--- start of Supplied data ---

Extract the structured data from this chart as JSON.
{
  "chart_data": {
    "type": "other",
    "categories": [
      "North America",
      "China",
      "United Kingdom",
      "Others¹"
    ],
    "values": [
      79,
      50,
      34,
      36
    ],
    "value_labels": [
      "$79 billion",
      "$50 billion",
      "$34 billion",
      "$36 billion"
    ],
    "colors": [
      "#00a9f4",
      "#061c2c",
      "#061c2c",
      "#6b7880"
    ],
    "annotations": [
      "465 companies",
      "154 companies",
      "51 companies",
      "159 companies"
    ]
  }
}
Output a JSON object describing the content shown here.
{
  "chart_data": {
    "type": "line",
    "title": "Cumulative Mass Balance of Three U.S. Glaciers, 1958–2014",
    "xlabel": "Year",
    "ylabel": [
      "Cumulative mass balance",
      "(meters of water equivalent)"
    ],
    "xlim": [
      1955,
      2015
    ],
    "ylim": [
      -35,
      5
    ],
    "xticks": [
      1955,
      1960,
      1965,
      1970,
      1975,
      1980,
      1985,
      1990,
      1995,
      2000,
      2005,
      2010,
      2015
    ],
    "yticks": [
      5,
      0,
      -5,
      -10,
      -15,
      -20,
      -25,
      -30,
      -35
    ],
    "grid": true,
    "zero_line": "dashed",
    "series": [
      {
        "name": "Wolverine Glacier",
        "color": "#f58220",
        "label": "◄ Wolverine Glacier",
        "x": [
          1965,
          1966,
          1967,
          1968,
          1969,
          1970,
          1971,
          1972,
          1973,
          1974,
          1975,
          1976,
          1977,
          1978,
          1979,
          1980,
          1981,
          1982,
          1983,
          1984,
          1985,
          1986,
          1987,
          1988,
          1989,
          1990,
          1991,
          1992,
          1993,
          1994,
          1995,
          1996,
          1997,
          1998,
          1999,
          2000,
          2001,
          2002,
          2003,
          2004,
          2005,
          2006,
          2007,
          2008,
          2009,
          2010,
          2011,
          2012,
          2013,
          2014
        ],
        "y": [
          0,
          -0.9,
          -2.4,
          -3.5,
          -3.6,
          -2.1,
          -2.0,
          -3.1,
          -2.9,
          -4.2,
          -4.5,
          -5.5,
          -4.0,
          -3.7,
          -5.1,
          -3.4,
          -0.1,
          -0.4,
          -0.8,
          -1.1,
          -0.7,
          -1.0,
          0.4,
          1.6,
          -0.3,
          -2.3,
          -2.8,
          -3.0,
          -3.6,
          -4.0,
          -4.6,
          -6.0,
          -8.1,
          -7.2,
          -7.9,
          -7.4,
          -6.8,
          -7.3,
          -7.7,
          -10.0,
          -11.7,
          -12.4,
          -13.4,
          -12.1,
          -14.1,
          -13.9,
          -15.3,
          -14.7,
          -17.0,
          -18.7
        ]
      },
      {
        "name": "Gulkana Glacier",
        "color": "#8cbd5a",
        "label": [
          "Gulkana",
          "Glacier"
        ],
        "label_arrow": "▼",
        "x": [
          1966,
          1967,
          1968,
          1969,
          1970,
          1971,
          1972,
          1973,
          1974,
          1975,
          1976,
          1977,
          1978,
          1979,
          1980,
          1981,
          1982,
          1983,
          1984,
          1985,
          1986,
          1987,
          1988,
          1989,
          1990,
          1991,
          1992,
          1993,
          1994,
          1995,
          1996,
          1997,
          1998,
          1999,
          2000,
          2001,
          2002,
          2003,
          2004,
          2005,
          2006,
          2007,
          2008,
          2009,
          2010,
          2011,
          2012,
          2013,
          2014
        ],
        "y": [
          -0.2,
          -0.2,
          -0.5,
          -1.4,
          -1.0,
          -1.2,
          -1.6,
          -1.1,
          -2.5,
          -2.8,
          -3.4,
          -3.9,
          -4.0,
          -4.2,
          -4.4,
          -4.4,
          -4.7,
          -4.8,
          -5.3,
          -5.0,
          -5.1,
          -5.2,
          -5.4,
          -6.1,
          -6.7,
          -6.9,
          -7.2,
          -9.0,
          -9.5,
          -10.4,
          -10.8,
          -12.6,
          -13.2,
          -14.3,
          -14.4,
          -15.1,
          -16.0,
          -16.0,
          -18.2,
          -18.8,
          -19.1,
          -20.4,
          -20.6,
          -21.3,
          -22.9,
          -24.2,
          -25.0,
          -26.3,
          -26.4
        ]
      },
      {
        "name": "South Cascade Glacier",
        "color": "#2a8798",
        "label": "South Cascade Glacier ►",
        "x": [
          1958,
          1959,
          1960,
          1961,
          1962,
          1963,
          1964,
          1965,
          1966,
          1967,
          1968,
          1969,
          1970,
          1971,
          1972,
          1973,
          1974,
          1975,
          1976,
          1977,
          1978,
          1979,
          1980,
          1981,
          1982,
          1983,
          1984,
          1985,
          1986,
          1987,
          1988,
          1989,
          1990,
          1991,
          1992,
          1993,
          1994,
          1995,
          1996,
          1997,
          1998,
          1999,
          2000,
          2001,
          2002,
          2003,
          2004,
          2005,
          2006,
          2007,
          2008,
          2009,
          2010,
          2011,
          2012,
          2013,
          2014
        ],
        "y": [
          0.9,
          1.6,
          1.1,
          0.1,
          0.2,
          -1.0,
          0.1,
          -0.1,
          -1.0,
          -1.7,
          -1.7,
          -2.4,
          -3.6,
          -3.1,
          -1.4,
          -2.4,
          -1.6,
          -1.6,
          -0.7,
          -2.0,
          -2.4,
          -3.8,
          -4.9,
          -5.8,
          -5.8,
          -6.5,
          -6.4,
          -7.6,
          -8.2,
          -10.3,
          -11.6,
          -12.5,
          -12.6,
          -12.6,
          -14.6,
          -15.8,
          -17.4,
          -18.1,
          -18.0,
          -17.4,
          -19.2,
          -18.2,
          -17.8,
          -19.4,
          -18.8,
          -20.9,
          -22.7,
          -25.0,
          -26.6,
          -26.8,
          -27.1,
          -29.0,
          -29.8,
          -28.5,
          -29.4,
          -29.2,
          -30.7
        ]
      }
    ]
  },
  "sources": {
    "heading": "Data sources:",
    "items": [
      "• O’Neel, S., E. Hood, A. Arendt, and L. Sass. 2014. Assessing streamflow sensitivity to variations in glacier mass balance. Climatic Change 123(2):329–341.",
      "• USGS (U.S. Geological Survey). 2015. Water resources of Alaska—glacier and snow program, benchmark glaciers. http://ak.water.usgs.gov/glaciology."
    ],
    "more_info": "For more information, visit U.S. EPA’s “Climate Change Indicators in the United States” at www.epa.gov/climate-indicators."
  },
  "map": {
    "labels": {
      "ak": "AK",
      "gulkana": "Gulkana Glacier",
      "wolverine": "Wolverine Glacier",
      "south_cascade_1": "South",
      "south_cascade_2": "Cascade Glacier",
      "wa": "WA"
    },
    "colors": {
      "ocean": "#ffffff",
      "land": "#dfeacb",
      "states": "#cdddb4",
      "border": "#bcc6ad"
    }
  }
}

--- end of Supplied data ---

▶ **What you will do**:
Looking at the material above, count the lines containing the string "water" and reply with the count alone.

▶ **Result of the task**:
2